STATED GOAL – Extract the full listing below without altering a single character.

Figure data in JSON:

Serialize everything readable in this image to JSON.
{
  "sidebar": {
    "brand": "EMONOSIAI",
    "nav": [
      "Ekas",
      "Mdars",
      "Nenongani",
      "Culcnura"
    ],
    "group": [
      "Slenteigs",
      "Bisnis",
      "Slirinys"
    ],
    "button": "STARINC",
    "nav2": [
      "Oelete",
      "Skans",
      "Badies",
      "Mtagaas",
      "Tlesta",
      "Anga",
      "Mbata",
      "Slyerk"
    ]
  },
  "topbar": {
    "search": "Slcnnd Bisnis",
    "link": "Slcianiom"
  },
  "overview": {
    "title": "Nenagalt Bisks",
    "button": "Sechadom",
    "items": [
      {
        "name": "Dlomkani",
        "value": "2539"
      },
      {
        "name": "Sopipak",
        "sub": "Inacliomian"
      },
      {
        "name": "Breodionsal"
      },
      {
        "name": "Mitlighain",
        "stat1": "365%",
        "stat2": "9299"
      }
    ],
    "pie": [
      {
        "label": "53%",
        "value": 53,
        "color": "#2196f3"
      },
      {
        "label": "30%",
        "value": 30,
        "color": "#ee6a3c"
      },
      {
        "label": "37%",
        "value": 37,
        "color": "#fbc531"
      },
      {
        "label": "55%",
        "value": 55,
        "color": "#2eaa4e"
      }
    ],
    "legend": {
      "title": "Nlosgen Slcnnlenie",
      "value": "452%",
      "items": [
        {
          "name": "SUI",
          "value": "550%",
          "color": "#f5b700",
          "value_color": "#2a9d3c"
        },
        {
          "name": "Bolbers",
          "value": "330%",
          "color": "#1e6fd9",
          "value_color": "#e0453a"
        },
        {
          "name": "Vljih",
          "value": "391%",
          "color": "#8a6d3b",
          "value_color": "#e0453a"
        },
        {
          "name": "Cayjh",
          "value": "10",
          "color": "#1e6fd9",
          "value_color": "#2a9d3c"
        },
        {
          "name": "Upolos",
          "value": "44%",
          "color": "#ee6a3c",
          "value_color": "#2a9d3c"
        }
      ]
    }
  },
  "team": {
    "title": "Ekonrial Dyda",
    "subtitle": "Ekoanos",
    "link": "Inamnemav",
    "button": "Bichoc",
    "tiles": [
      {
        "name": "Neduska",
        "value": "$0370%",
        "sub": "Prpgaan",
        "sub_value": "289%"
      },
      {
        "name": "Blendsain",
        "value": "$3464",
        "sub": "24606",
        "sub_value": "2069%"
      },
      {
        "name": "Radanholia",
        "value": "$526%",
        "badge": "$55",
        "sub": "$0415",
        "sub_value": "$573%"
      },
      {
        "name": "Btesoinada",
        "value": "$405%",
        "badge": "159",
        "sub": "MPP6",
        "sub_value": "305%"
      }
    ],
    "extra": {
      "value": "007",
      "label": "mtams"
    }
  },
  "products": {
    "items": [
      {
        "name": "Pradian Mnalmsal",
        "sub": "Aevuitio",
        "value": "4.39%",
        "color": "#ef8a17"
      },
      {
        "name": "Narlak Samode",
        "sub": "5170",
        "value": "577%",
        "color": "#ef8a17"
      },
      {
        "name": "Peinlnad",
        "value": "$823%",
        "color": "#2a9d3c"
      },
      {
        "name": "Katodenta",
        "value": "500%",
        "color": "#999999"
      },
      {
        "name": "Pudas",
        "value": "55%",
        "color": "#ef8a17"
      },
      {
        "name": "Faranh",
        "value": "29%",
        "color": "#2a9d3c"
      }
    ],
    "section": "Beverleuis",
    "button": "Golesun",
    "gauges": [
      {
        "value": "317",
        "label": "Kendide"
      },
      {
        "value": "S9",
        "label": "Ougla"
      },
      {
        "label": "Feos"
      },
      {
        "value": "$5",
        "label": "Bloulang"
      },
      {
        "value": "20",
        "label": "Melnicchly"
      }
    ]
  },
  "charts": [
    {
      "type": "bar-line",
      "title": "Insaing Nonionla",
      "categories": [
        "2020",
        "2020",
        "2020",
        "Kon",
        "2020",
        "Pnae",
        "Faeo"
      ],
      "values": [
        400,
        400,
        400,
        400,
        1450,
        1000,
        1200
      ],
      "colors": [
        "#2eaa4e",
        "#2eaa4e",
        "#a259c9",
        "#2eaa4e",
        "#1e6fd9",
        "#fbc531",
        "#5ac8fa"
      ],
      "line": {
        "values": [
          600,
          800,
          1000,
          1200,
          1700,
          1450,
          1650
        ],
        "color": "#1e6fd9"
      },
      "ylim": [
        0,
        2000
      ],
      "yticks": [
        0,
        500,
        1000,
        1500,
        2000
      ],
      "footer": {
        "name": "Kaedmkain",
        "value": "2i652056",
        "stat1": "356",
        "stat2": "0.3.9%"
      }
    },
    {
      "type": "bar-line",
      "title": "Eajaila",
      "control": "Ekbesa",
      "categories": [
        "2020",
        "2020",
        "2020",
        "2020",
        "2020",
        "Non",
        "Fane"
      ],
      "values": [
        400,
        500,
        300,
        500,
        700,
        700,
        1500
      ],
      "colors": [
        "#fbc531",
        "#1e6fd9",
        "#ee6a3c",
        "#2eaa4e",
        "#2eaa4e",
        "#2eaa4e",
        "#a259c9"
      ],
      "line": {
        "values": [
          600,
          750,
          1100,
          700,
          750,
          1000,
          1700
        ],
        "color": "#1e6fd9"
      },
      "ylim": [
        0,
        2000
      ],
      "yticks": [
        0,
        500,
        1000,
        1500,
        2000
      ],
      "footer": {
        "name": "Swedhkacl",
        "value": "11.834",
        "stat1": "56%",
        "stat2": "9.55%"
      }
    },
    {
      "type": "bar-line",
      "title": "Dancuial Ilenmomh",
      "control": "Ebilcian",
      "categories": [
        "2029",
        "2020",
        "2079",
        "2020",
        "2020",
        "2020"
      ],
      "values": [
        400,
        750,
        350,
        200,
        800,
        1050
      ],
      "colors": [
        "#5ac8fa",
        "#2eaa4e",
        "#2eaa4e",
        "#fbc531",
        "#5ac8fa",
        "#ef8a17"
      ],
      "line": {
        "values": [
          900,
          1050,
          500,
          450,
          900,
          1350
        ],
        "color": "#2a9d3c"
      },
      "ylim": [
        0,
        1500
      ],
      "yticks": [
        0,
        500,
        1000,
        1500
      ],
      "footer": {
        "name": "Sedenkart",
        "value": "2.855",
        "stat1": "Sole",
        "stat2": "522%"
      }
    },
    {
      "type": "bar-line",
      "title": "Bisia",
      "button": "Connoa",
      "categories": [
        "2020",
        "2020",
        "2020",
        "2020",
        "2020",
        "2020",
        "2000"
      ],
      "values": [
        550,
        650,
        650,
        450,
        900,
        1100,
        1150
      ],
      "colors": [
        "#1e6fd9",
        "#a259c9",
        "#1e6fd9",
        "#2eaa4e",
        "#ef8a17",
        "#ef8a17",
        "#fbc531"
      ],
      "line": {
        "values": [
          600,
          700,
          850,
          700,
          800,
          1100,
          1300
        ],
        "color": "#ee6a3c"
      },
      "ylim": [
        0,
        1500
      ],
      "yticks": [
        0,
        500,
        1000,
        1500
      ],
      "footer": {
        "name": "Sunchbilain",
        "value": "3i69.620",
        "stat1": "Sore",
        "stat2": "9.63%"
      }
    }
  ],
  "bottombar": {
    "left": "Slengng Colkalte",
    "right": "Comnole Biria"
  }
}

TASK SOLUTION –
Serialize everything readable in this image to JSON.
{
  "sidebar": {
    "brand": "EMONOSIAI",
    "nav": [
      "Ekas",
      "Mdars",
      "Nenongani",
      "Culcnura"
    ],
    "group": [
      "Slenteigs",
      "Bisnis",
      "Slirinys"
    ],
    "button": "STARINC",
    "nav2": [
      "Oelete",
      "Skans",
      "Badies",
      "Mtagaas",
      "Tlesta",
      "Anga",
      "Mbata",
      "Slyerk"
    ]
  },
  "topbar": {
    "search": "Slcnnd Bisnis",
    "link": "Slcianiom"
  },
  "overview": {
    "title": "Nenagalt Bisks",
    "button": "Sechadom",
    "items": [
      {
        "name": "Dlomkani",
        "value": "2539"
      },
      {
        "name": "Sopipak",
        "sub": "Inacliomian"
      },
      {
        "name": "Breodionsal"
      },
      {
        "name": "Mitlighain",
        "stat1": "365%",
        "stat2": "9299"
      }
    ],
    "pie": [
      {
        "label": "53%",
        "value": 53,
        "color": "#2196f3"
      },
      {
        "label": "30%",
        "value": 30,
        "color": "#ee6a3c"
      },
      {
        "label": "37%",
        "value": 37,
        "color": "#fbc531"
      },
      {
        "label": "55%",
        "value": 55,
        "color": "#2eaa4e"
      }
    ],
    "legend": {
      "title": "Nlosgen Slcnnlenie",
      "value": "452%",
      "items": [
        {
          "name": "SUI",
          "value": "550%",
          "color": "#f5b700",
          "value_color": "#2a9d3c"
        },
        {
          "name": "Bolbers",
          "value": "330%",
          "color": "#1e6fd9",
          "value_color": "#e0453a"
        },
        {
          "name": "Vljih",
          "value": "391%",
          "color": "#8a6d3b",
          "value_color": "#e0453a"
        },
        {
          "name": "Cayjh",
          "value": "10",
          "color": "#1e6fd9",
          "value_color": "#2a9d3c"
        },
        {
          "name": "Upolos",
          "value": "44%",
          "color": "#ee6a3c",
          "value_color": "#2a9d3c"
        }
      ]
    }
  },
  "team": {
    "title": "Ekonrial Dyda",
    "subtitle": "Ekoanos",
    "link": "Inamnemav",
    "button": "Bichoc",
    "tiles": [
      {
        "name": "Neduska",
        "value": "$0370%",
        "sub": "Prpgaan",
        "sub_value": "289%"
      },
      {
        "name": "Blendsain",
        "value": "$3464",
        "sub": "24606",
        "sub_value": "2069%"
      },
      {
        "name": "Radanholia",
        "value": "$526%",
        "badge": "$55",
        "sub": "$0415",
        "sub_value": "$573%"
      },
      {
        "name": "Btesoinada",
        "value": "$405%",
        "badge": "159",
        "sub": "MPP6",
        "sub_value": "305%"
      }
    ],
    "extra": {
      "value": "007",
      "label": "mtams"
    }
  },
  "products": {
    "items": [
      {
        "name": "Pradian Mnalmsal",
        "sub": "Aevuitio",
        "value": "4.39%",
        "color": "#ef8a17"
      },
      {
        "name": "Narlak Samode",
        "sub": "5170",
        "value": "577%",
        "color": "#ef8a17"
      },
      {
        "name": "Peinlnad",
        "value": "$823%",
        "color": "#2a9d3c"
      },
      {
        "name": "Katodenta",
        "value": "500%",
        "color": "#999999"
      },
      {
        "name": "Pudas",
        "value": "55%",
        "color": "#ef8a17"
      },
      {
        "name": "Faranh",
        "value": "29%",
        "color": "#2a9d3c"
      }
    ],
    "section": "Beverleuis",
    "button": "Golesun",
    "gauges": [
      {
        "value": "317",
        "label": "Kendide"
      },
      {
        "value": "S9",
        "label": "Ougla"
      },
      {
        "label": "Feos"
      },
      {
        "value": "$5",
        "label": "Bloulang"
      },
      {
        "value": "20",
        "label": "Melnicchly"
      }
    ]
  },
  "charts": [
    {
      "type": "bar-line",
      "title": "Insaing Nonionla",
      "categories": [
        "2020",
        "2020",
        "2020",
        "Kon",
        "2020",
        "Pnae",
        "Faeo"
      ],
      "values": [
        400,
        400,
        400,
        400,
        1450,
        1000,
        1200
      ],
      "colors": [
        "#2eaa4e",
        "#2eaa4e",
        "#a259c9",
        "#2eaa4e",
        "#1e6fd9",
        "#fbc531",
        "#5ac8fa"
      ],
      "line": {
        "values": [
          600,
          800,
          1000,
          1200,
          1700,
          1450,
          1650
        ],
        "color": "#1e6fd9"
      },
      "ylim": [
        0,
        2000
      ],
      "yticks": [
        0,
        500,
        1000,
        1500,
        2000
      ],
      "footer": {
        "name": "Kaedmkain",
        "value": "2i652056",
        "stat1": "356",
        "stat2": "0.3.9%"
      }
    },
    {
      "type": "bar-line",
      "title": "Eajaila",
      "control": "Ekbesa",
      "categories": [
        "2020",
        "2020",
        "2020",
        "2020",
        "2020",
        "Non",
        "Fane"
      ],
      "values": [
        400,
        500,
        300,
        500,
        700,
        700,
        1500
      ],
      "colors": [
        "#fbc531",
        "#1e6fd9",
        "#ee6a3c",
        "#2eaa4e",
        "#2eaa4e",
        "#2eaa4e",
        "#a259c9"
      ],
      "line": {
        "values": [
          600,
          750,
          1100,
          700,
          750,
          1000,
          1700
        ],
        "color": "#1e6fd9"
      },
      "ylim": [
        0,
        2000
      ],
      "yticks": [
        0,
        500,
        1000,
        1500,
        2000
      ],
      "footer": {
        "name": "Swedhkacl",
        "value": "11.834",
        "stat1": "56%",
        "stat2": "9.55%"
      }
    },
    {
      "type": "bar-line",
      "title": "Dancuial Ilenmomh",
      "control": "Ebilcian",
      "categories": [
        "2029",
        "2020",
        "2079",
        "2020",
        "2020",
        "2020"
      ],
      "values": [
        400,
        750,
        350,
        200,
        800,
        1050
      ],
      "colors": [
        "#5ac8fa",
        "#2eaa4e",
        "#2eaa4e",
        "#fbc531",
        "#5ac8fa",
        "#ef8a17"
      ],
      "line": {
        "values": [
          900,
          1050,
          500,
          450,
          900,
          1350
        ],
        "color": "#2a9d3c"
      },
      "ylim": [
        0,
        1500
      ],
      "yticks": [
        0,
        500,
        1000,
        1500
      ],
      "footer": {
        "name": "Sedenkart",
        "value": "2.855",
        "stat1": "Sole",
        "stat2": "522%"
      }
    },
    {
      "type": "bar-line",
      "title": "Bisia",
      "button": "Connoa",
      "categories": [
        "2020",
        "2020",
        "2020",
        "2020",
        "2020",
        "2020",
        "2000"
      ],
      "values": [
        550,
        650,
        650,
        450,
        900,
        1100,
        1150
      ],
      "colors": [
        "#1e6fd9",
        "#a259c9",
        "#1e6fd9",
        "#2eaa4e",
        "#ef8a17",
        "#ef8a17",
        "#fbc531"
      ],
      "line": {
        "values": [
          600,
          700,
          850,
          700,
          800,
          1100,
          1300
        ],
        "color": "#ee6a3c"
      },
      "ylim": [
        0,
        1500
      ],
      "yticks": [
        0,
        500,
        1000,
        1500
      ],
      "footer": {
        "name": "Sunchbilain",
        "value": "3i69.620",
        "stat1": "Sore",
        "stat2": "9.63%"
      }
    }
  ],
  "bottombar": {
    "left": "Slengng Colkalte",
    "right": "Comnole Biria"
  }
}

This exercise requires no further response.